## GESELECTEERDE TEKST
ECLI:NL:GHARL:2025:3815

Gerechtshof Arnhem-Leeuwarden

Datum uitspraak
24 juni 2025
Publicatiedatum
24 juni 2025
Zaaknummer
200.345.138
Instantie
Gerechtshof Arnhem-Leeuwarden
Type
Uitspraak
Procedures
  • Hoger beroep
Vindplaatsen
  • Rechtspraak.nl
AI samenvatting door LexboostAutomatisch gegenereerd

Huwelijksvermogensrecht en verdeling gezamenlijke lasten in hoger beroep

In deze zaak, behandeld door het Gerechtshof Arnhem-Leeuwarden op 24 juni 2025, gaat het om een geschil tussen een vrouw en een man over de verdeling van gezamenlijke lasten na hun echtscheiding. Partijen, beiden van Syrische nationaliteit, zijn in 2014 in Syrië getrouwd en hebben in 2024 hun huwelijk ontbonden. De rechtbank Gelderland had eerder de echtscheiding uitgesproken en de vrouw verzocht om de man te veroordelen tot betaling van een bedrag van € 3.007,45, wat de rechtbank had afgewezen. De vrouw ging in hoger beroep, maar het hof oordeelde dat zij onvoldoende bewijs had geleverd voor haar vordering. Het hof concludeerde dat de man zijn deel van de gezamenlijke lasten had voldaan en dat er geen duidelijke afspraken waren gemaakt over de bedragen die de man aan de vrouw verschuldigd zou zijn. De man had in incidenteel hoger beroep verzocht om een terugbetaling van € 1.128,-, maar het hof verklaarde hem niet-ontvankelijk in dit verzoek omdat hij geen zelfstandige verzoeken had ingediend in de eerdere procedure. De beschikking van de rechtbank werd bekrachtigd, en het hof oordeelde dat de vrouw geen recht had op de gevorderde betaling.

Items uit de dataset
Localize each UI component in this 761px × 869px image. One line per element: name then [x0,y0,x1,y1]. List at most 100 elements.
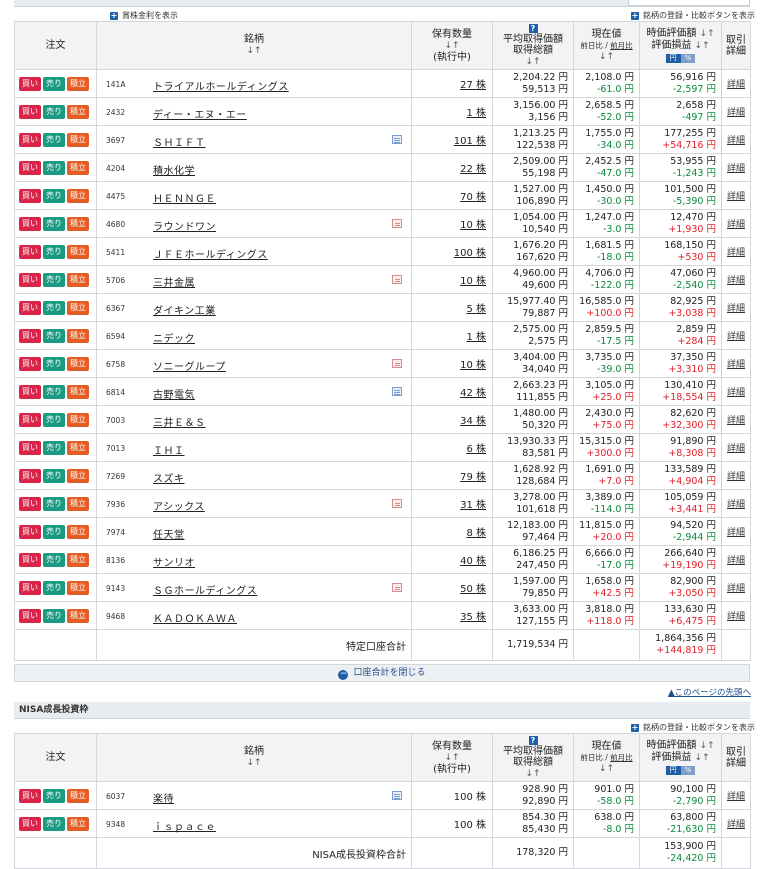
accumulate-button[interactable]: 積立 [67,244,89,259]
holdings-qty[interactable]: 70 株 [411,181,493,210]
detail-link[interactable]: 詳細 [721,405,751,434]
sell-button[interactable]: 売り [43,76,65,91]
col-current-price[interactable]: 現在値 前日比 / 前月比 ↓↑ [573,21,640,70]
pct-toggle[interactable]: % [680,766,696,775]
sort-icon[interactable]: ↓↑ [444,41,459,51]
sell-button[interactable]: 売り [43,244,65,259]
sell-button[interactable]: 売り [43,524,65,539]
col-brand[interactable]: 銘柄 ↓↑ [96,733,412,782]
sell-button[interactable]: 売り [43,160,65,175]
buy-button[interactable]: 買い [19,300,41,315]
detail-link[interactable]: 詳細 [721,573,751,602]
sell-button[interactable]: 売り [43,188,65,203]
sort-icon[interactable]: ↓↑ [246,46,261,56]
stock-name-link[interactable]: ＫＡＤＯＫＡＷＡ [153,610,237,625]
sell-button[interactable]: 売り [43,440,65,455]
accumulate-button[interactable]: 積立 [67,816,89,831]
buy-button[interactable]: 買い [19,524,41,539]
accumulate-button[interactable]: 積立 [67,132,89,147]
calendar-icon[interactable] [392,791,402,800]
col-brand[interactable]: 銘柄 ↓↑ [96,21,412,70]
sell-button[interactable]: 売り [43,384,65,399]
sort-icon[interactable]: ↓↑ [695,753,710,763]
accumulate-button[interactable]: 積立 [67,412,89,427]
holdings-qty[interactable]: 22 株 [411,153,493,182]
sort-icon[interactable]: ↓↑ [525,769,540,779]
accumulate-button[interactable]: 積立 [67,552,89,567]
buy-button[interactable]: 買い [19,412,41,427]
detail-link[interactable]: 詳細 [721,181,751,210]
accumulate-button[interactable]: 積立 [67,440,89,455]
news-icon[interactable] [392,583,402,592]
buy-button[interactable]: 買い [19,244,41,259]
stock-name-link[interactable]: ニデック [153,330,195,345]
detail-link[interactable]: 詳細 [721,125,751,154]
sort-icon[interactable]: ↓↑ [695,41,710,51]
yen-toggle[interactable]: 円 [665,54,681,63]
detail-link[interactable]: 詳細 [721,97,751,126]
detail-link[interactable]: 詳細 [721,265,751,294]
detail-link[interactable]: 詳細 [721,69,751,98]
buy-button[interactable]: 買い [19,188,41,203]
stock-name-link[interactable]: スズキ [153,470,185,485]
sort-icon[interactable]: ↓↑ [444,753,459,763]
stock-name-link[interactable]: ラウンドワン [153,218,216,233]
page-top-link[interactable]: ▲このページの先頭へ [668,686,751,698]
sell-button[interactable]: 売り [43,300,65,315]
detail-link[interactable]: 詳細 [721,377,751,406]
help-icon[interactable]: ? [528,24,538,33]
stock-name-link[interactable]: 古野電気 [153,386,195,401]
holdings-qty[interactable]: 27 株 [411,69,493,98]
sort-icon[interactable]: ↓↑ [599,764,614,774]
accumulate-button[interactable]: 積立 [67,496,89,511]
sell-button[interactable]: 売り [43,580,65,595]
stock-name-link[interactable]: 積水化学 [153,162,195,177]
stock-name-link[interactable]: 三井Ｅ＆Ｓ [153,414,206,429]
sort-icon[interactable]: ↓↑ [700,741,715,751]
accumulate-button[interactable]: 積立 [67,188,89,203]
holdings-qty[interactable]: 6 株 [411,433,493,462]
accumulate-button[interactable]: 積立 [67,608,89,623]
detail-link[interactable]: 詳細 [721,517,751,546]
col-avg-price[interactable]: ? 平均取得価額 取得総額 ↓↑ [492,21,574,70]
holdings-qty[interactable]: 10 株 [411,209,493,238]
news-icon[interactable] [392,275,402,284]
accumulate-button[interactable]: 積立 [67,356,89,371]
col-avg-price[interactable]: ? 平均取得価額 取得総額 ↓↑ [492,733,574,782]
detail-link[interactable]: 詳細 [721,461,751,490]
show-dividends-link[interactable]: + 賞株金利を表示 [110,10,178,21]
sell-button[interactable]: 売り [43,328,65,343]
buy-button[interactable]: 買い [19,552,41,567]
buy-button[interactable]: 買い [19,468,41,483]
sell-button[interactable]: 売り [43,272,65,287]
buy-button[interactable]: 買い [19,160,41,175]
accumulate-button[interactable]: 積立 [67,216,89,231]
close-account-total-bar[interactable]: − 口座合計を閉じる [14,664,750,682]
holdings-qty[interactable]: 34 株 [411,405,493,434]
buy-button[interactable]: 買い [19,440,41,455]
nisa-show-register-buttons-link[interactable]: + 銘柄の登録・比較ボタンを表示 [631,722,755,733]
pct-toggle[interactable]: % [680,54,696,63]
detail-link[interactable]: 詳細 [721,489,751,518]
show-register-buttons-link[interactable]: + 銘柄の登録・比較ボタンを表示 [631,10,755,21]
buy-button[interactable]: 買い [19,356,41,371]
stock-name-link[interactable]: アシックス [153,498,205,513]
accumulate-button[interactable]: 積立 [67,524,89,539]
col-valuation[interactable]: 時価評価額 ↓↑ 評価損益 ↓↑ 円% [639,21,722,70]
buy-button[interactable]: 買い [19,788,41,803]
detail-link[interactable]: 詳細 [721,349,751,378]
sell-button[interactable]: 売り [43,552,65,567]
holdings-qty[interactable]: 5 株 [411,293,493,322]
accumulate-button[interactable]: 積立 [67,468,89,483]
accumulate-button[interactable]: 積立 [67,384,89,399]
detail-link[interactable]: 詳細 [721,545,751,574]
accumulate-button[interactable]: 積立 [67,76,89,91]
detail-link[interactable]: 詳細 [721,153,751,182]
buy-button[interactable]: 買い [19,496,41,511]
stock-name-link[interactable]: ＨＥＮＮＧＥ [153,190,216,205]
holdings-qty[interactable]: 10 株 [411,349,493,378]
detail-link[interactable]: 詳細 [721,601,751,630]
holdings-qty[interactable]: 10 株 [411,265,493,294]
detail-link[interactable]: 詳細 [721,433,751,462]
holdings-qty[interactable]: 101 株 [411,125,493,154]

## OPDRACHT 1
Geef alstublieft bij elke bewering aan of die klopt met de geselecteerde tekst, met ja of nee en de doorslaggevende woorden letterlijk geciteerd. (a) Partijen zijn in 2014 in Syrië getrouwd. (b) Het hof kende de man in incidenteel hoger beroep een terugbetaling van € 1.128,- toe. (c) De rechtbank had het verzoek van de vrouw om betaling van € 3.007,45 toegewezen.
## OPDRACHT 2
Welke nationaliteit hebben de partijen volgens de geselecteerde tekst?

## UITGEWERKTE OPLOSSING 1
(a) Ja: "zijn in 2014 in Syrië getrouwd"
(b) Nee: "het hof verklaarde hem niet-ontvankelijk in dit verzoek"
(c) Nee: "wat de rechtbank had afgewezen"

## UITGEWERKTE OPLOSSING 2
Beide partijen hebben de Syrische nationaliteit.